# start of Dataset records

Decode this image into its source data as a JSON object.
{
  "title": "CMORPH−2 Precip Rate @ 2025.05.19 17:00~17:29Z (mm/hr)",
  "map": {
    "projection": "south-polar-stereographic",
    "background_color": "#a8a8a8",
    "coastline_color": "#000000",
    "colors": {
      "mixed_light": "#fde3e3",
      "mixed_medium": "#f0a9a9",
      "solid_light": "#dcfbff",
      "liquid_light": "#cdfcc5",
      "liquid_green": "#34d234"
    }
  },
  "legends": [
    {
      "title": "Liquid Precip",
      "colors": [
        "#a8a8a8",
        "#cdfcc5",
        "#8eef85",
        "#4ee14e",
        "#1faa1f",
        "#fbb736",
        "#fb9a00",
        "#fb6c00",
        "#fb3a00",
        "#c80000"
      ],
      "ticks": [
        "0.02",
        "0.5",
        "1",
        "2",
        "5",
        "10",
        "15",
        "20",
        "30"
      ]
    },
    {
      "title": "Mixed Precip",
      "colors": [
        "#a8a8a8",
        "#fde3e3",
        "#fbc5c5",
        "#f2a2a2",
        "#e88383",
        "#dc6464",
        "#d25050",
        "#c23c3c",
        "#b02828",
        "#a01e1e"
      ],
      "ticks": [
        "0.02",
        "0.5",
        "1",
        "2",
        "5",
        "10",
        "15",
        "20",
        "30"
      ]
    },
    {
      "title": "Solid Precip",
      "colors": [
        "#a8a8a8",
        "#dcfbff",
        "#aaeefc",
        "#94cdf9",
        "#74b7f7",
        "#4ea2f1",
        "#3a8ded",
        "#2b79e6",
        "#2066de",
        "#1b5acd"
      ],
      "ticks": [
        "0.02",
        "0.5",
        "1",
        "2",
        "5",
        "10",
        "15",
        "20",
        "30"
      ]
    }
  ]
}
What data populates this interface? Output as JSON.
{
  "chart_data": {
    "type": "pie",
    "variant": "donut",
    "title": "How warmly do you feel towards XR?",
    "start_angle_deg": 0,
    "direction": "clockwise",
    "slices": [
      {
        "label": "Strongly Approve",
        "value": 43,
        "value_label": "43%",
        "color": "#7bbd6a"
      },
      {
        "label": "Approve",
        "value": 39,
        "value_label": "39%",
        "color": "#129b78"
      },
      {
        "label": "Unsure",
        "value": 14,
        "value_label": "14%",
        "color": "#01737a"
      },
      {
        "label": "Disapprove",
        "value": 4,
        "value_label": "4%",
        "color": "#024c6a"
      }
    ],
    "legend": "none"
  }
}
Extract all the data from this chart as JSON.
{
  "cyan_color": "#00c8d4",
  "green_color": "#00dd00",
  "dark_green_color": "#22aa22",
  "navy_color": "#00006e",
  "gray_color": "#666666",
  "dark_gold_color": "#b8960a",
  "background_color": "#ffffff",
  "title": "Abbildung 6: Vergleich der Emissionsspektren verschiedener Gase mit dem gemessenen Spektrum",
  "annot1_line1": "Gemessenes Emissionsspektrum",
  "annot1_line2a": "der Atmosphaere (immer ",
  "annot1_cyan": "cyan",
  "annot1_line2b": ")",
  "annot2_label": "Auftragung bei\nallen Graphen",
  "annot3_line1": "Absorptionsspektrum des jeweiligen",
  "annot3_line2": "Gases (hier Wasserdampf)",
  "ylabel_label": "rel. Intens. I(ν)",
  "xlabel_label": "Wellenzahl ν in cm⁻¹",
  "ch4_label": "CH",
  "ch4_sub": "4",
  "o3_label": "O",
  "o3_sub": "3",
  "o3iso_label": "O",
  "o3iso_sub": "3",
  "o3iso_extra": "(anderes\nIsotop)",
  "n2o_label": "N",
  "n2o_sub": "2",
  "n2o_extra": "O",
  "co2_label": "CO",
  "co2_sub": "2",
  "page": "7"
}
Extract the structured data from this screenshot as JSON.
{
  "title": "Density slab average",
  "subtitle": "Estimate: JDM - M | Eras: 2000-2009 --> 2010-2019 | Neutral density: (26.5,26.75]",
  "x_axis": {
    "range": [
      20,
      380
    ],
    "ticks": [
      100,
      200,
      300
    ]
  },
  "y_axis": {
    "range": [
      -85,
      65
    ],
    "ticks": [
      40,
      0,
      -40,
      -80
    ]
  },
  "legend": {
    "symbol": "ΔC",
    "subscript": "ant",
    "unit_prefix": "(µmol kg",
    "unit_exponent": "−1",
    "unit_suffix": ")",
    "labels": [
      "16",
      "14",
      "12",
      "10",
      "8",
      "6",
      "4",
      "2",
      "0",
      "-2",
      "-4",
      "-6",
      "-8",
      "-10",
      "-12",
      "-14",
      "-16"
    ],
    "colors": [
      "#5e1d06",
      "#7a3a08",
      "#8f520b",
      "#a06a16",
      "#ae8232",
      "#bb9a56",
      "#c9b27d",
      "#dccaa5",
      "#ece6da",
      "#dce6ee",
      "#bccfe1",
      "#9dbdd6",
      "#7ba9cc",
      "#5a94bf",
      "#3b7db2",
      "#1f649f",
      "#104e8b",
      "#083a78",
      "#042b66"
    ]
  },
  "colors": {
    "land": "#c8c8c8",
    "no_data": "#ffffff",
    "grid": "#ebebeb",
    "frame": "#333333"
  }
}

# end of Dataset records

▶ [Given instruction]: Quote, without any change, each line from the one that contains "Extract the structured" through the end of the material.

▶ [Full output]:
Extract the structured data from this screenshot as JSON.
{
  "title": "Density slab average",
  "subtitle": "Estimate: JDM - M | Eras: 2000-2009 --> 2010-2019 | Neutral density: (26.5,26.75]",
  "x_axis": {
    "range": [
      20,
      380
    ],
    "ticks": [
      100,
      200,
      300
    ]
  },
  "y_axis": {
    "range": [
      -85,
      65
    ],
    "ticks": [
      40,
      0,
      -40,
      -80
    ]
  },
  "legend": {
    "symbol": "ΔC",
    "subscript": "ant",
    "unit_prefix": "(µmol kg",
    "unit_exponent": "−1",
    "unit_suffix": ")",
    "labels": [
      "16",
      "14",
      "12",
      "10",
      "8",
      "6",
      "4",
      "2",
      "0",
      "-2",
      "-4",
      "-6",
      "-8",
      "-10",
      "-12",
      "-14",
      "-16"
    ],
    "colors": [
      "#5e1d06",
      "#7a3a08",
      "#8f520b",
      "#a06a16",
      "#ae8232",
      "#bb9a56",
      "#c9b27d",
      "#dccaa5",
      "#ece6da",
      "#dce6ee",
      "#bccfe1",
      "#9dbdd6",
      "#7ba9cc",
      "#5a94bf",
      "#3b7db2",
      "#1f649f",
      "#104e8b",
      "#083a78",
      "#042b66"
    ]
  },
  "colors": {
    "land": "#c8c8c8",
    "no_data": "#ffffff",
    "grid": "#ebebeb",
    "frame": "#333333"
  }
}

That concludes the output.